##### Exercise inputs #####

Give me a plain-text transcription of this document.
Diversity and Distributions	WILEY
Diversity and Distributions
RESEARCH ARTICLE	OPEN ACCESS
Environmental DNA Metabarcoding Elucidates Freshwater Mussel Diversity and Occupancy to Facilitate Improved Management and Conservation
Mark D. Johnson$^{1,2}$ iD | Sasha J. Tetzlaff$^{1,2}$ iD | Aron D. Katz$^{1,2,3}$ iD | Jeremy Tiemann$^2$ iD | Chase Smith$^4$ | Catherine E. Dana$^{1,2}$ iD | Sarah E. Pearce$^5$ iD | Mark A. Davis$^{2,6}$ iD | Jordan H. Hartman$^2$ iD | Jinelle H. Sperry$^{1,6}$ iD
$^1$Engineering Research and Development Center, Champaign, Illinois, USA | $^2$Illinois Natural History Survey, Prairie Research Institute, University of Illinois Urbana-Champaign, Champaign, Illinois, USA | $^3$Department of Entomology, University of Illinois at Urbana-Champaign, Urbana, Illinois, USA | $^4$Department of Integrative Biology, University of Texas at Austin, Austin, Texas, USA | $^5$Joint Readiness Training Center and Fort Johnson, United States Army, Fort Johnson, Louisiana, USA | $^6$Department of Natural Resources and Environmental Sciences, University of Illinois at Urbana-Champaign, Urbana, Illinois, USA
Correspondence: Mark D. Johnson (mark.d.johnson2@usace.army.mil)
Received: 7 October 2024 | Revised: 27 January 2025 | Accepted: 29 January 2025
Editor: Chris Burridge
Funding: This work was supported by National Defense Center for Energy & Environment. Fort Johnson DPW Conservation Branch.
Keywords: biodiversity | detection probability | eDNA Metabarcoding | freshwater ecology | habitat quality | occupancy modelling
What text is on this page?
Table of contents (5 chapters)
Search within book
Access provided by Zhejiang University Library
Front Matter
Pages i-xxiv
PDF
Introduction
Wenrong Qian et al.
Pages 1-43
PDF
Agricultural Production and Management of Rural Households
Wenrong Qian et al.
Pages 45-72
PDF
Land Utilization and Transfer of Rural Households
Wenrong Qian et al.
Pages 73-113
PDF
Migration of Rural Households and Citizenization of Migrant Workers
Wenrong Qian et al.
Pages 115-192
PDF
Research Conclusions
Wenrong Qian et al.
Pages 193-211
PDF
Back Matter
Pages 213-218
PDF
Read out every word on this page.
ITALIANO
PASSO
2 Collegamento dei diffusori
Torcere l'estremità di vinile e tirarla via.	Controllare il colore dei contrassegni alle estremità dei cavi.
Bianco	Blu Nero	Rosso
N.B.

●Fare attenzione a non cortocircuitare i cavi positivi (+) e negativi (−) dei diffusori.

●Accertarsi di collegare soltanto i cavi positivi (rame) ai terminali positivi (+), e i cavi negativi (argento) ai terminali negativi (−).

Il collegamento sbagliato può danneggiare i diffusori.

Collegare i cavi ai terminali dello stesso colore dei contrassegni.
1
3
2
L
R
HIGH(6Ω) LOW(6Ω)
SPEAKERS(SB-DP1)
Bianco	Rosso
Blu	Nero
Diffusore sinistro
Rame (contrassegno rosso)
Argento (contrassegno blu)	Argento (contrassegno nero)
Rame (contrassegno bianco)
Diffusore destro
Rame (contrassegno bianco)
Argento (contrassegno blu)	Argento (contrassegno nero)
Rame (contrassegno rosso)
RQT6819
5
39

#####

[Problem to work on]
Write the data from above out again, exactly.

[Written solution]
Give me a plain-text transcription of this document.
Diversity and Distributions	WILEY
Diversity and Distributions
RESEARCH ARTICLE	OPEN ACCESS
Environmental DNA Metabarcoding Elucidates Freshwater Mussel Diversity and Occupancy to Facilitate Improved Management and Conservation
Mark D. Johnson$^{1,2}$ iD | Sasha J. Tetzlaff$^{1,2}$ iD | Aron D. Katz$^{1,2,3}$ iD | Jeremy Tiemann$^2$ iD | Chase Smith$^4$ | Catherine E. Dana$^{1,2}$ iD | Sarah E. Pearce$^5$ iD | Mark A. Davis$^{2,6}$ iD | Jordan H. Hartman$^2$ iD | Jinelle H. Sperry$^{1,6}$ iD
$^1$Engineering Research and Development Center, Champaign, Illinois, USA | $^2$Illinois Natural History Survey, Prairie Research Institute, University of Illinois Urbana-Champaign, Champaign, Illinois, USA | $^3$Department of Entomology, University of Illinois at Urbana-Champaign, Urbana, Illinois, USA | $^4$Department of Integrative Biology, University of Texas at Austin, Austin, Texas, USA | $^5$Joint Readiness Training Center and Fort Johnson, United States Army, Fort Johnson, Louisiana, USA | $^6$Department of Natural Resources and Environmental Sciences, University of Illinois at Urbana-Champaign, Urbana, Illinois, USA
Correspondence: Mark D. Johnson (mark.d.johnson2@usace.army.mil)
Received: 7 October 2024 | Revised: 27 January 2025 | Accepted: 29 January 2025
Editor: Chris Burridge
Funding: This work was supported by National Defense Center for Energy & Environment. Fort Johnson DPW Conservation Branch.
Keywords: biodiversity | detection probability | eDNA Metabarcoding | freshwater ecology | habitat quality | occupancy modelling
What text is on this page?
Table of contents (5 chapters)
Search within book
Access provided by Zhejiang University Library
Front Matter
Pages i-xxiv
PDF
Introduction
Wenrong Qian et al.
Pages 1-43
PDF
Agricultural Production and Management of Rural Households
Wenrong Qian et al.
Pages 45-72
PDF
Land Utilization and Transfer of Rural Households
Wenrong Qian et al.
Pages 73-113
PDF
Migration of Rural Households and Citizenization of Migrant Workers
Wenrong Qian et al.
Pages 115-192
PDF
Research Conclusions
Wenrong Qian et al.
Pages 193-211
PDF
Back Matter
Pages 213-218
PDF
Read out every word on this page.
ITALIANO
PASSO
2 Collegamento dei diffusori
Torcere l'estremità di vinile e tirarla via.	Controllare il colore dei contrassegni alle estremità dei cavi.
Bianco	Blu Nero	Rosso
N.B.

●Fare attenzione a non cortocircuitare i cavi positivi (+) e negativi (−) dei diffusori.

●Accertarsi di collegare soltanto i cavi positivi (rame) ai terminali positivi (+), e i cavi negativi (argento) ai terminali negativi (−).

Il collegamento sbagliato può danneggiare i diffusori.

Collegare i cavi ai terminali dello stesso colore dei contrassegni.
1
3
2
L
R
HIGH(6Ω) LOW(6Ω)
SPEAKERS(SB-DP1)
Bianco	Rosso
Blu	Nero
Diffusore sinistro
Rame (contrassegno rosso)
Argento (contrassegno blu)	Argento (contrassegno nero)
Rame (contrassegno bianco)
Diffusore destro
Rame (contrassegno bianco)
Argento (contrassegno blu)	Argento (contrassegno nero)
Rame (contrassegno rosso)
RQT6819
5
39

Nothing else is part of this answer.